-- What the task asks --
Repeat only the lines from the one holding "Output a JSON" down to the last line of the listing below, including both of those lines.

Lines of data
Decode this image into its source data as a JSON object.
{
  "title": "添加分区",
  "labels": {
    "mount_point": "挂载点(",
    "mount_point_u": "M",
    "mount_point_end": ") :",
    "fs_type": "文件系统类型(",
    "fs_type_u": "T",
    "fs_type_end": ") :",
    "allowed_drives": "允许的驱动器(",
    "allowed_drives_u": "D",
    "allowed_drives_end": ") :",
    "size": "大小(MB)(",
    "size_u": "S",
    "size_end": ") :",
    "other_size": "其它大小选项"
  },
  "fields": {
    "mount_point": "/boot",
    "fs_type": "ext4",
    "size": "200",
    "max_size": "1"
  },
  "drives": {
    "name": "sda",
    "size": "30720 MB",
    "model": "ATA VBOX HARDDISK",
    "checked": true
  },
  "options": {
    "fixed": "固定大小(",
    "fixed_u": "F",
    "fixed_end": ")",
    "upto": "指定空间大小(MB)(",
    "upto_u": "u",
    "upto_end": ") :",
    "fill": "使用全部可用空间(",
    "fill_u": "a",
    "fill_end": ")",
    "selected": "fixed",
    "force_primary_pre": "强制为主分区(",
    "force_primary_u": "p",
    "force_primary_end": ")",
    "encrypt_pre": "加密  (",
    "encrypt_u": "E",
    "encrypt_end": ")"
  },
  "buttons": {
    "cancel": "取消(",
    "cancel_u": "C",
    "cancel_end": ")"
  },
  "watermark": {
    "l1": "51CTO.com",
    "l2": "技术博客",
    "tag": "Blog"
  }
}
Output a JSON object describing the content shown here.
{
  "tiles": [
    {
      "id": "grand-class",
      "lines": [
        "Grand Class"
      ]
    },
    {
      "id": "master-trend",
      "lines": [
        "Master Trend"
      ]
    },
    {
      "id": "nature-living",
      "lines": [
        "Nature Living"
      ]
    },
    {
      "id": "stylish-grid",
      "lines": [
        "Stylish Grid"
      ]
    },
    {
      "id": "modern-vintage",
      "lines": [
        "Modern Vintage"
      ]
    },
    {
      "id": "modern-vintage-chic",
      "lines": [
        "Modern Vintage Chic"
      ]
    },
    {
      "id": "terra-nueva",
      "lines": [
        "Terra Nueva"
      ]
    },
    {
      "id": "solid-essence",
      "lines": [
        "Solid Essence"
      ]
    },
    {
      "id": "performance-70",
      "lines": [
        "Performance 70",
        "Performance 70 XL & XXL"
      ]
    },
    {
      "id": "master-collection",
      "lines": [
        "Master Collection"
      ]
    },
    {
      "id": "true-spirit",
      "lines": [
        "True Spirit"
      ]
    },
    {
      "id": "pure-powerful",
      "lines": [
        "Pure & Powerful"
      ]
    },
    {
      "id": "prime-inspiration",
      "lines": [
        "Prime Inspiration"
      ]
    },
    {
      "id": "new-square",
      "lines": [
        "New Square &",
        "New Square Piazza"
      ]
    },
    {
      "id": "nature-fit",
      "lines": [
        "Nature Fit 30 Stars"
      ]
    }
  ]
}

-- Problem solution --
Output a JSON object describing the content shown here.
{
  "tiles": [
    {
      "id": "grand-class",
      "lines": [
        "Grand Class"
      ]
    },
    {
      "id": "master-trend",
      "lines": [
        "Master Trend"
      ]
    },
    {
      "id": "nature-living",
      "lines": [
        "Nature Living"
      ]
    },
    {
      "id": "stylish-grid",
      "lines": [
        "Stylish Grid"
      ]
    },
    {
      "id": "modern-vintage",
      "lines": [
        "Modern Vintage"
      ]
    },
    {
      "id": "modern-vintage-chic",
      "lines": [
        "Modern Vintage Chic"
      ]
    },
    {
      "id": "terra-nueva",
      "lines": [
        "Terra Nueva"
      ]
    },
    {
      "id": "solid-essence",
      "lines": [
        "Solid Essence"
      ]
    },
    {
      "id": "performance-70",
      "lines": [
        "Performance 70",
        "Performance 70 XL & XXL"
      ]
    },
    {
      "id": "master-collection",
      "lines": [
        "Master Collection"
      ]
    },
    {
      "id": "true-spirit",
      "lines": [
        "True Spirit"
      ]
    },
    {
      "id": "pure-powerful",
      "lines": [
        "Pure & Powerful"
      ]
    },
    {
      "id": "prime-inspiration",
      "lines": [
        "Prime Inspiration"
      ]
    },
    {
      "id": "new-square",
      "lines": [
        "New Square &",
        "New Square Piazza"
      ]
    },
    {
      "id": "nature-fit",
      "lines": [
        "Nature Fit 30 Stars"
      ]
    }
  ]
}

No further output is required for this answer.